** Your task **
Compile every line that includes the word "простыми".
* * * * * * * * *
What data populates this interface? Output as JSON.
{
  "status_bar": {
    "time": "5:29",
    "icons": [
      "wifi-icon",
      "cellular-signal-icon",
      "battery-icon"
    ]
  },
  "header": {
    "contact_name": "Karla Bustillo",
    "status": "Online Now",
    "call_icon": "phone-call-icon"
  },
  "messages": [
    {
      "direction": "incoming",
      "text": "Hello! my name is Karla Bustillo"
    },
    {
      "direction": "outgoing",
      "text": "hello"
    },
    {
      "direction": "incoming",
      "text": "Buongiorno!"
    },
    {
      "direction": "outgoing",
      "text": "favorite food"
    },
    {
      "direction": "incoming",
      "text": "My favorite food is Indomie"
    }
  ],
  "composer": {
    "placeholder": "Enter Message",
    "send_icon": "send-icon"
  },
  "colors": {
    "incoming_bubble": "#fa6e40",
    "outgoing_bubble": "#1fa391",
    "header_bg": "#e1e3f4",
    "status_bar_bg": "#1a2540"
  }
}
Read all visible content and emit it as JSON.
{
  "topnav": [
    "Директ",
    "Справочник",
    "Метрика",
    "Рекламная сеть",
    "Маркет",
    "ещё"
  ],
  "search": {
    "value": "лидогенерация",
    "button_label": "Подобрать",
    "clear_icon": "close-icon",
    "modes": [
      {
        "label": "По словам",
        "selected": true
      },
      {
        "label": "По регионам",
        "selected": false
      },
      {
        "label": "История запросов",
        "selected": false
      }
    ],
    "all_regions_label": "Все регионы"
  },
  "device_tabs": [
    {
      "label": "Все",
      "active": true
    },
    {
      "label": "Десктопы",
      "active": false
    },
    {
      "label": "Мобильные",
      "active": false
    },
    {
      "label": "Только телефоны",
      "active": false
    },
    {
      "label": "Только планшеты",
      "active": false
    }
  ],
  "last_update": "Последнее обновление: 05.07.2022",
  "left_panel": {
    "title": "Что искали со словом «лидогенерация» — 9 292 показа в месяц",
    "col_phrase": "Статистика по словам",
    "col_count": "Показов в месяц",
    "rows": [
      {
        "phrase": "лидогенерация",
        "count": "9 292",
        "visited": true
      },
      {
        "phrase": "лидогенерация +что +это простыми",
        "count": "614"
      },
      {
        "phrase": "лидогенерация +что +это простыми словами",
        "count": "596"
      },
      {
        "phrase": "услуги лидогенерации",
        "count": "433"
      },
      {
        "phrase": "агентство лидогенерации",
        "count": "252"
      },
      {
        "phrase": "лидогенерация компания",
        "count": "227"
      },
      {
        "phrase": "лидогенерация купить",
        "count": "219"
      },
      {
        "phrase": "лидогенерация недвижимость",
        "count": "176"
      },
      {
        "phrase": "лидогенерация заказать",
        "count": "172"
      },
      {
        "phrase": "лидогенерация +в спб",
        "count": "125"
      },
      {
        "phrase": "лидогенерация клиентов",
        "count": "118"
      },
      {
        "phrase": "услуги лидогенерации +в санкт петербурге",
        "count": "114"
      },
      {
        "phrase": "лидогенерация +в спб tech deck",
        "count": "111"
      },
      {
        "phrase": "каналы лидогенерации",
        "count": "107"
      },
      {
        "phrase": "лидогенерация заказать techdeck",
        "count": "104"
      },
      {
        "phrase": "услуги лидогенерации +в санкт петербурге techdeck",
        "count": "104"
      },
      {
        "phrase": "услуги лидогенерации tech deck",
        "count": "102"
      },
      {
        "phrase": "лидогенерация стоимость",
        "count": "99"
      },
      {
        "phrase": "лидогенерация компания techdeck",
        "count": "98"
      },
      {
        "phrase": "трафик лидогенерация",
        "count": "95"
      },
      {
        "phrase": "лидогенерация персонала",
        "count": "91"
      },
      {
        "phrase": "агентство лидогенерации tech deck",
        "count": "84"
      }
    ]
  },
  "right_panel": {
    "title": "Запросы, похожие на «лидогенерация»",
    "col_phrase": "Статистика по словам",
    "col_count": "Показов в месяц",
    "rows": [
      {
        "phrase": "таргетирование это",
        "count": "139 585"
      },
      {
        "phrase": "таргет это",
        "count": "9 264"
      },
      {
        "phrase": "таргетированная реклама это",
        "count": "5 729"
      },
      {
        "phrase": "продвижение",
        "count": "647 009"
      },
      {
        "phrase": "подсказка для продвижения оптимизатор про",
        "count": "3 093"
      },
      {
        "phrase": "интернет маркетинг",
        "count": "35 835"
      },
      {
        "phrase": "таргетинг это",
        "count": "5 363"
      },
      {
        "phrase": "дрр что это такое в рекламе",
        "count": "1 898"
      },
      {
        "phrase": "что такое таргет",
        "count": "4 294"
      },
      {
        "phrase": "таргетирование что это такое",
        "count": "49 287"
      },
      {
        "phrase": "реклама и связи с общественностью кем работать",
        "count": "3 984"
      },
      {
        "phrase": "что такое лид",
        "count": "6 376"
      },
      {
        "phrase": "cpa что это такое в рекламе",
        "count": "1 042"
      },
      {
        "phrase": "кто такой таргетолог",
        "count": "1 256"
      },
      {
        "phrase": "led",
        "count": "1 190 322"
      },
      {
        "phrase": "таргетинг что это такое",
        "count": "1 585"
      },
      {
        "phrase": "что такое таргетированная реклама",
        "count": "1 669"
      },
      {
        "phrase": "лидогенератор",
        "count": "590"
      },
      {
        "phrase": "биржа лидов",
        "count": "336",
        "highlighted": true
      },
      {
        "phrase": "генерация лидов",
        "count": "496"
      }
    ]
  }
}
* * * * * * * * *
** Full answer **
        "phrase": "лидогенерация +что +это простыми",
        "phrase": "лидогенерация +что +это простыми словами",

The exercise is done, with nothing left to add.